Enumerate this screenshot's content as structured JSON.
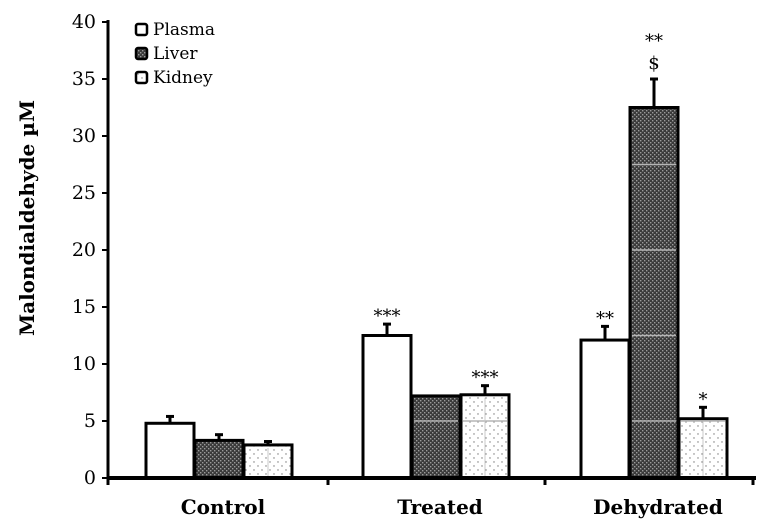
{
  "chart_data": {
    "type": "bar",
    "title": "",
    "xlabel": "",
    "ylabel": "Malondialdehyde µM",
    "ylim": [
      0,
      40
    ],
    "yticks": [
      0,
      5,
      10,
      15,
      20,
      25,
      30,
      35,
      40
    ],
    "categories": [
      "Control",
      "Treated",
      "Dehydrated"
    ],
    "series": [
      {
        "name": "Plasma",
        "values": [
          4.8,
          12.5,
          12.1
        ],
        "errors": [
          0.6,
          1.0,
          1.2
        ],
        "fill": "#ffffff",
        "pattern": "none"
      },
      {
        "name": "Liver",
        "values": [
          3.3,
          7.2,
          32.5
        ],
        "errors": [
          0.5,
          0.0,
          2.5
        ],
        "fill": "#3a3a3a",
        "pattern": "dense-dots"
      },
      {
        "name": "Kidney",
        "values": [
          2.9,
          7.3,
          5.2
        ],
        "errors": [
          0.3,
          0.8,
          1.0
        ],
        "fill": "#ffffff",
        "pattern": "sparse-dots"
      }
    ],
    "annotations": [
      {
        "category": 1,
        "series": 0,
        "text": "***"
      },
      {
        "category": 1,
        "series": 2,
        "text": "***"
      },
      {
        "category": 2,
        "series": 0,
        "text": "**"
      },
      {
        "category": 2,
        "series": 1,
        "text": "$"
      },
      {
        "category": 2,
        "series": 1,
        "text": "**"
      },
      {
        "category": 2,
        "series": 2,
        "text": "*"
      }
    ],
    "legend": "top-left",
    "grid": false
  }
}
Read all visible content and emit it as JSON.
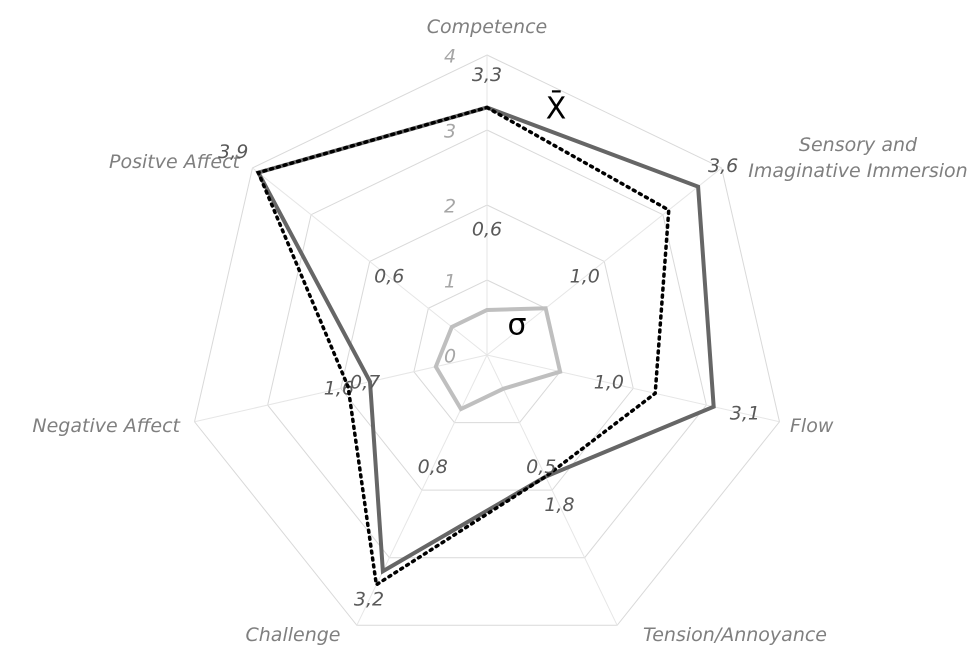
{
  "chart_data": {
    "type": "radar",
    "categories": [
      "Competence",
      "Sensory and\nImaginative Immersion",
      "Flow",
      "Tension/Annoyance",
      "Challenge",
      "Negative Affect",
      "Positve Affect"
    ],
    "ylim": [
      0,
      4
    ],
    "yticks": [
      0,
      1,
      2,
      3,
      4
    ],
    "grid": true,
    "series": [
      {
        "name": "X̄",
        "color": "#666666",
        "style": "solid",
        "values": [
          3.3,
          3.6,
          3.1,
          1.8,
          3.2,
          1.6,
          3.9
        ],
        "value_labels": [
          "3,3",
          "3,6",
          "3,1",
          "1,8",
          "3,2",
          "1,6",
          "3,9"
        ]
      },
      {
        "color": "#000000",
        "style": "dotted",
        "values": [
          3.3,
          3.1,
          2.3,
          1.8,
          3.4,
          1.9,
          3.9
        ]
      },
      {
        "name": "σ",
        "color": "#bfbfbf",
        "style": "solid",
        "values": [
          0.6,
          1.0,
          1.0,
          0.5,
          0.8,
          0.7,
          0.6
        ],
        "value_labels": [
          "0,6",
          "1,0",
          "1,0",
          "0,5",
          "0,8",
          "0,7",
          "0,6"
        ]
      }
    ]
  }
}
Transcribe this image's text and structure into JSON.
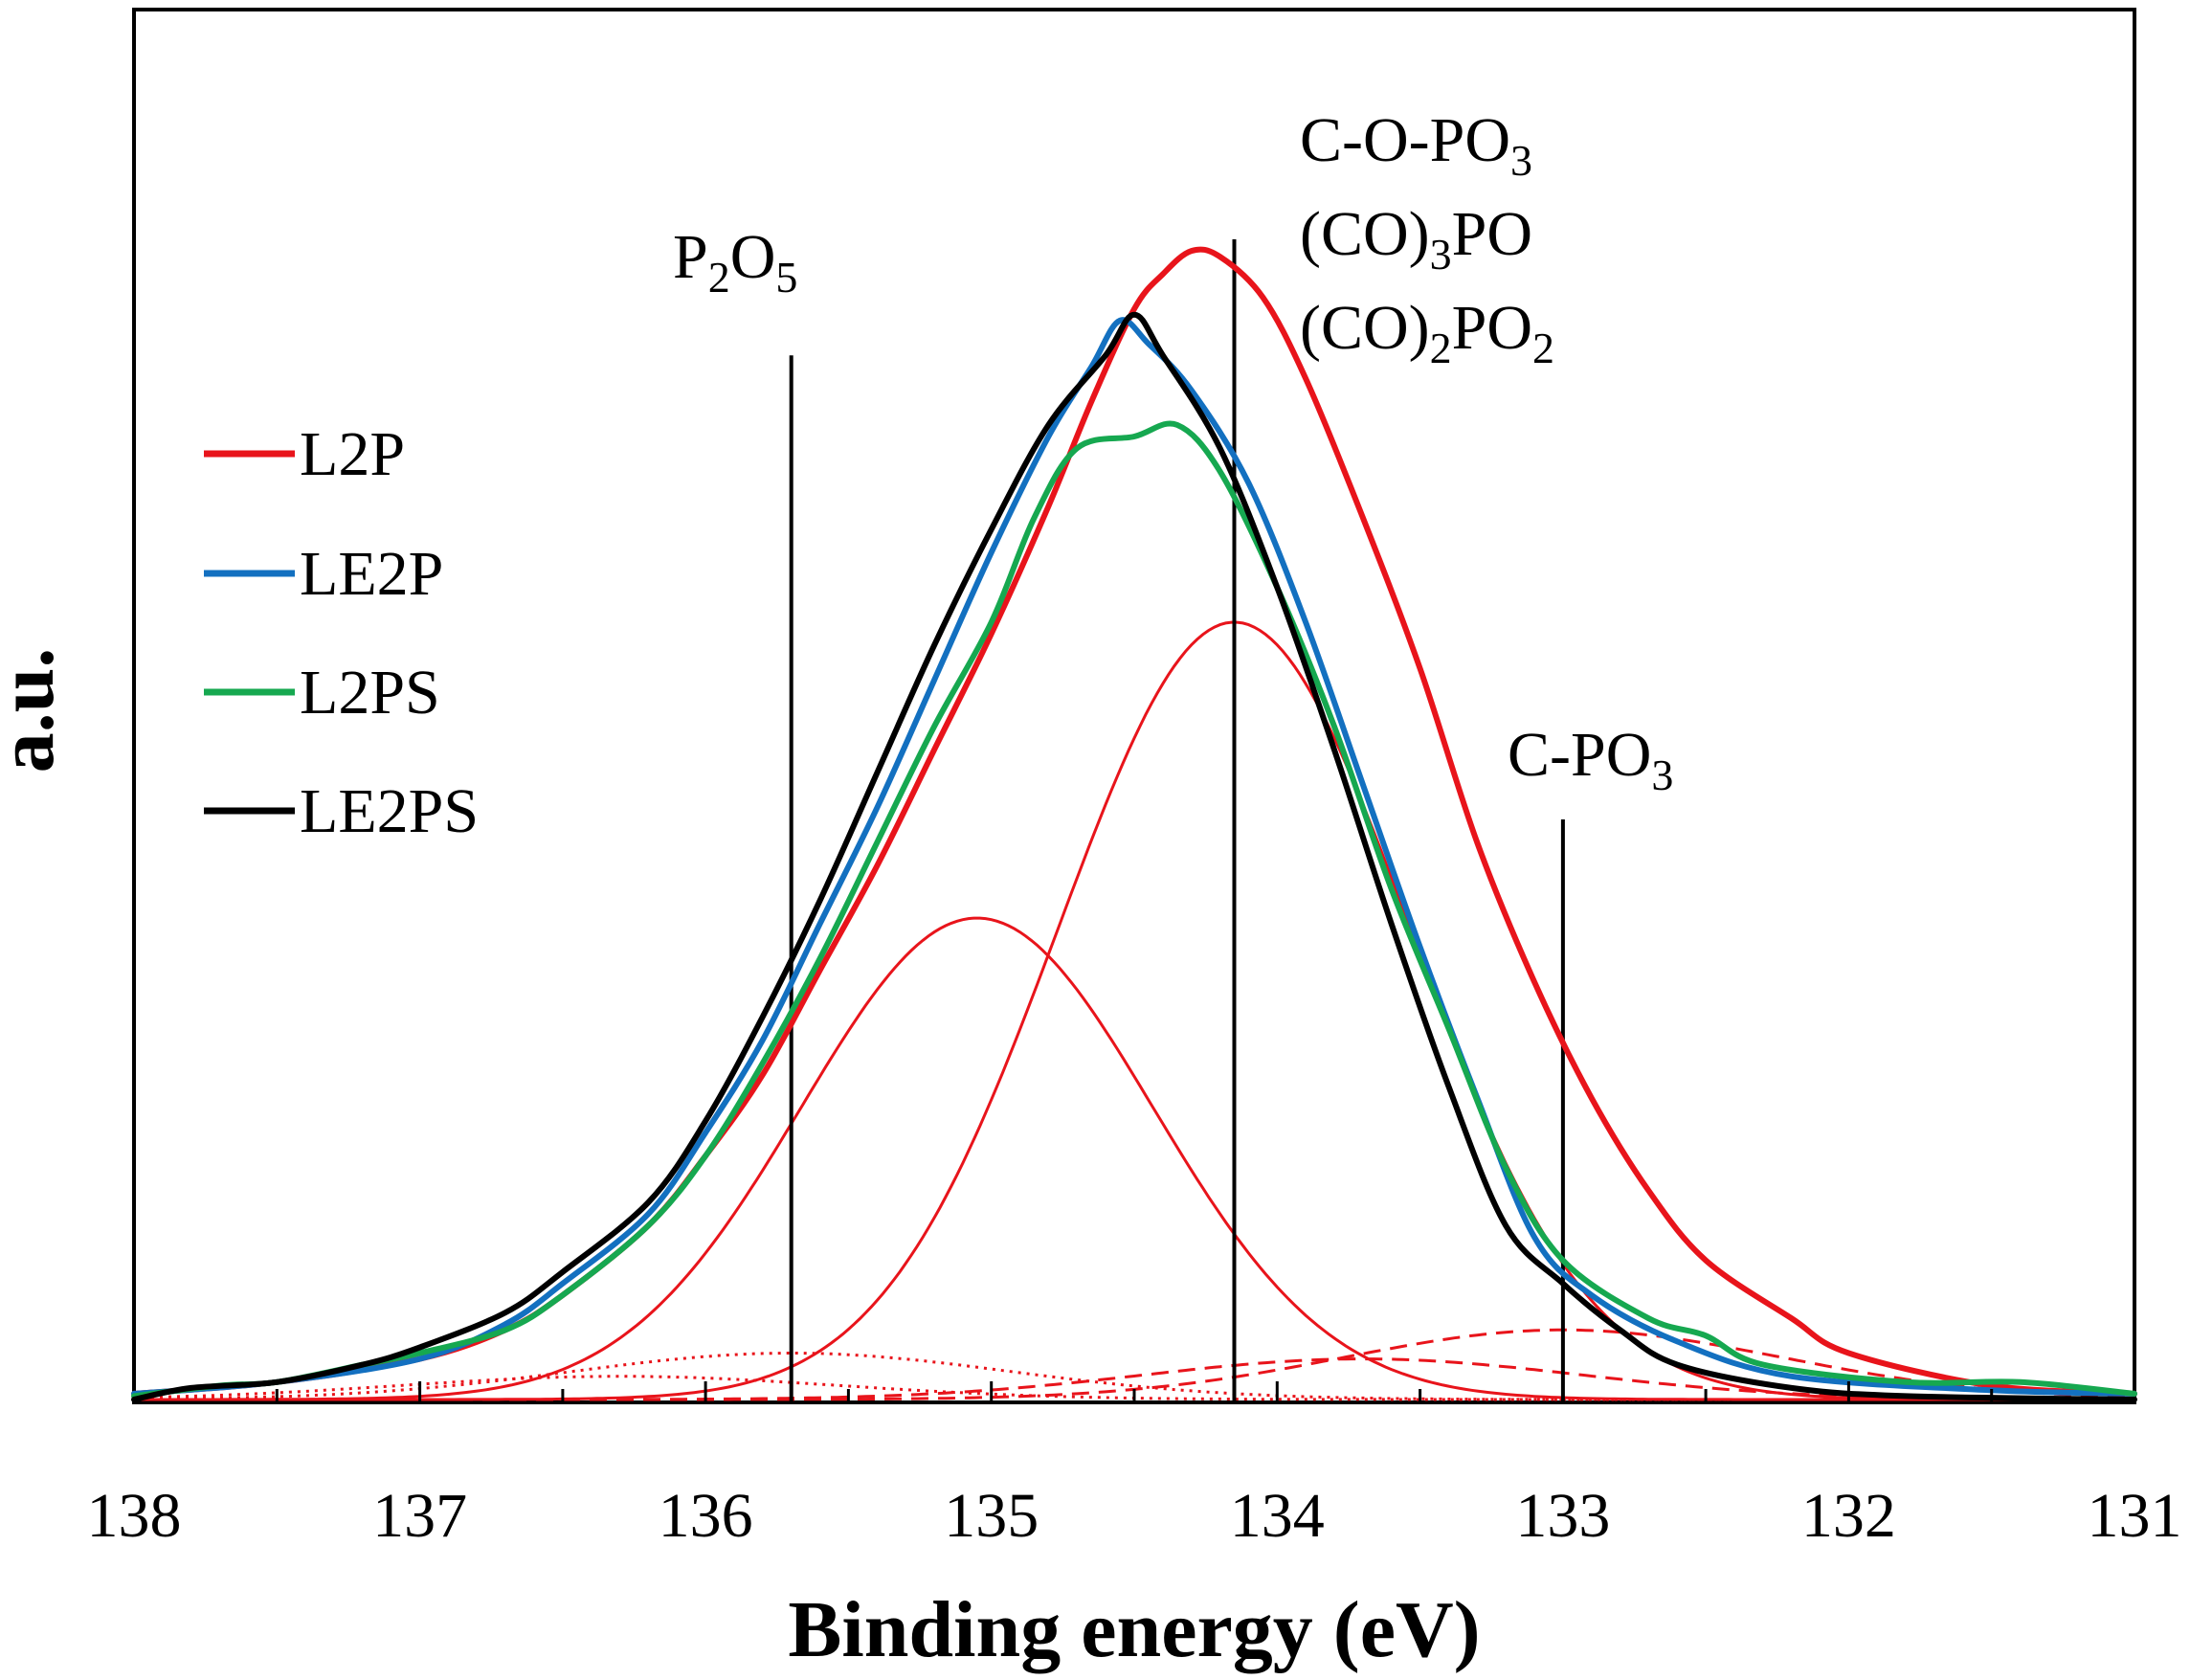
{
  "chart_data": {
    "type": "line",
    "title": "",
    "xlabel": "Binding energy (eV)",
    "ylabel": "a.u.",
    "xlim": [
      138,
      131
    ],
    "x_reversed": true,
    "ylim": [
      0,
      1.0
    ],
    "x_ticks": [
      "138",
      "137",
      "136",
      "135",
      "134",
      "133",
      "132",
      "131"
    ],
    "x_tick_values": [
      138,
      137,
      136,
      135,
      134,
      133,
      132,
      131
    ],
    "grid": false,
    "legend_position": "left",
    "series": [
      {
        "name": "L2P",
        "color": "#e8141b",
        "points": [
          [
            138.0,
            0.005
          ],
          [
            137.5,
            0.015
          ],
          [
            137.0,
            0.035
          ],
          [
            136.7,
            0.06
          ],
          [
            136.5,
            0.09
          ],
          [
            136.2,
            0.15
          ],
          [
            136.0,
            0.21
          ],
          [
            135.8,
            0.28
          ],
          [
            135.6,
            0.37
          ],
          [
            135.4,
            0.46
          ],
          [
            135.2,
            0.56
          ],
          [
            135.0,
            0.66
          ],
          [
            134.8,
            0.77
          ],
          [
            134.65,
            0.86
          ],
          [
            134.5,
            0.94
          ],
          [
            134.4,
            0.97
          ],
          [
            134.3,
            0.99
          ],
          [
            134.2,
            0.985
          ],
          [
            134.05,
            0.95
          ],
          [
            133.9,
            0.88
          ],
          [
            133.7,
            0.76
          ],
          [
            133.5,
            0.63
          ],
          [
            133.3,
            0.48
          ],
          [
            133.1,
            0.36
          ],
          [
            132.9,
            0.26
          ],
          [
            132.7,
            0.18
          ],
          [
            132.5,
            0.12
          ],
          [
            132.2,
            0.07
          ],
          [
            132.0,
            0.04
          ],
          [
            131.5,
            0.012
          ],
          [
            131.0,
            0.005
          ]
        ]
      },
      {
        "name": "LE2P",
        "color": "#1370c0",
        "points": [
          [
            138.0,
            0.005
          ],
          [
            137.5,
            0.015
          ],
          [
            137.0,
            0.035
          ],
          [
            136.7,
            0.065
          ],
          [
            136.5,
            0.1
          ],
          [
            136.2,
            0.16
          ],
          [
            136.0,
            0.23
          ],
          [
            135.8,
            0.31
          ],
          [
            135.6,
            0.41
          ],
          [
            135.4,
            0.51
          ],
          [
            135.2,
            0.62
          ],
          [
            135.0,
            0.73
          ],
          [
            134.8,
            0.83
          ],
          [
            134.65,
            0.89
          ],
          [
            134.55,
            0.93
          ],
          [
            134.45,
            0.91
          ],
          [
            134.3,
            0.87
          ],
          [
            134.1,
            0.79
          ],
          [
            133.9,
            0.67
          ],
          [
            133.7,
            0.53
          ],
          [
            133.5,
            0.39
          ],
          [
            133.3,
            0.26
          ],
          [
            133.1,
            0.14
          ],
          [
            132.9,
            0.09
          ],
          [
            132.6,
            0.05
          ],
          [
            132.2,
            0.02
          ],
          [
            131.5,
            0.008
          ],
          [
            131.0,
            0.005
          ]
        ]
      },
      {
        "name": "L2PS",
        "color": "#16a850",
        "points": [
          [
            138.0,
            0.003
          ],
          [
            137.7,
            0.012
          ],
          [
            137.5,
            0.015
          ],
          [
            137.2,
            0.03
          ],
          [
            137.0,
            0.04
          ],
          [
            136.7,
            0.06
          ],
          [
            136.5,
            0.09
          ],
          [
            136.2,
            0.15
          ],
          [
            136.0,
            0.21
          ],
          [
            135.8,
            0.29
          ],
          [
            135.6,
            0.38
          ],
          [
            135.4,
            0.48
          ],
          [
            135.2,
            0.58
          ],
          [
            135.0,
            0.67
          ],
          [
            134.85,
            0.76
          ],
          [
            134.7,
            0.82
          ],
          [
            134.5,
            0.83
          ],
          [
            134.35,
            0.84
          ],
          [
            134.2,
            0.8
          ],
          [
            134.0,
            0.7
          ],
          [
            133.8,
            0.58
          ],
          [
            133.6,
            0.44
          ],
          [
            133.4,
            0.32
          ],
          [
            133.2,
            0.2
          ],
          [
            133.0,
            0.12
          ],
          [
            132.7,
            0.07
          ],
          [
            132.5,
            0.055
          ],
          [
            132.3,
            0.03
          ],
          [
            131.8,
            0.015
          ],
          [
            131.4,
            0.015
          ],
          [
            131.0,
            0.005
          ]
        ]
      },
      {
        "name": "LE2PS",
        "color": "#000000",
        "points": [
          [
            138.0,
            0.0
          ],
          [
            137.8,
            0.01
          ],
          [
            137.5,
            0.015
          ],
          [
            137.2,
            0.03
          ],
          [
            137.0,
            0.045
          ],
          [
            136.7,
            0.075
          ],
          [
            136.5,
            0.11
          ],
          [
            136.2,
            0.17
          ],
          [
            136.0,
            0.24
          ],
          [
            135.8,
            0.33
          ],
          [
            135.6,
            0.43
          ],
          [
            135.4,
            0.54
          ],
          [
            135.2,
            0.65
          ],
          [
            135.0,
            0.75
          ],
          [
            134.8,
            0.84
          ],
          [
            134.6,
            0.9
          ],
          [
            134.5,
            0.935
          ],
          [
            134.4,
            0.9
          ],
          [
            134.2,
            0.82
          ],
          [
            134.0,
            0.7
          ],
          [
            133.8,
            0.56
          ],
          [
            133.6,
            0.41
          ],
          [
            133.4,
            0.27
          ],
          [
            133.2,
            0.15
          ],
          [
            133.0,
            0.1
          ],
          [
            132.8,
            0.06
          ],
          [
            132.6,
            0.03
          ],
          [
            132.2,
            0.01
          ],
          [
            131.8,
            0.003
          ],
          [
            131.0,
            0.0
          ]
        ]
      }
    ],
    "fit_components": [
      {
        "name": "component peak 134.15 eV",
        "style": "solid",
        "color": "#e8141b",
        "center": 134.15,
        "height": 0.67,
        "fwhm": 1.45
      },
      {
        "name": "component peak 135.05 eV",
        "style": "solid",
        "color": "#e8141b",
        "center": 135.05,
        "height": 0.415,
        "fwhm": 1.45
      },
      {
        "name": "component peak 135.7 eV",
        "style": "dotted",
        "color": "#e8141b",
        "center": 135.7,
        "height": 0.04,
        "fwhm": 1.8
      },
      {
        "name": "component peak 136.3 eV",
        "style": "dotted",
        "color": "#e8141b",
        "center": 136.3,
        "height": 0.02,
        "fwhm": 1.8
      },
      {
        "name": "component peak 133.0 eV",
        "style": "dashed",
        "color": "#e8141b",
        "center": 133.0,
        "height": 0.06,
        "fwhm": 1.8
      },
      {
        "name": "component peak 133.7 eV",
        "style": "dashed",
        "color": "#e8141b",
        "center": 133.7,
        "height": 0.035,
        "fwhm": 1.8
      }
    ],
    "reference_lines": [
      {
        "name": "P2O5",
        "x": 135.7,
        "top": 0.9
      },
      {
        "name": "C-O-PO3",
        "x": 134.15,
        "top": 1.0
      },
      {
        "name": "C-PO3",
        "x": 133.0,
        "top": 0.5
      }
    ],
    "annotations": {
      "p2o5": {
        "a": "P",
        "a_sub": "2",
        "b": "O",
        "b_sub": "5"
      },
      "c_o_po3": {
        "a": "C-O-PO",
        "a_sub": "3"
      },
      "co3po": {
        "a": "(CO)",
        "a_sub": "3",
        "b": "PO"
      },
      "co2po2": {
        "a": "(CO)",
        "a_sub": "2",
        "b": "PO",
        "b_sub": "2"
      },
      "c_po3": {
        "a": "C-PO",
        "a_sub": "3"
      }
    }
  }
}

^^^^^^^^

### TO DO
In how many lines does the word "this" appear? Respond with the number alone.

### FINAL RESULT
2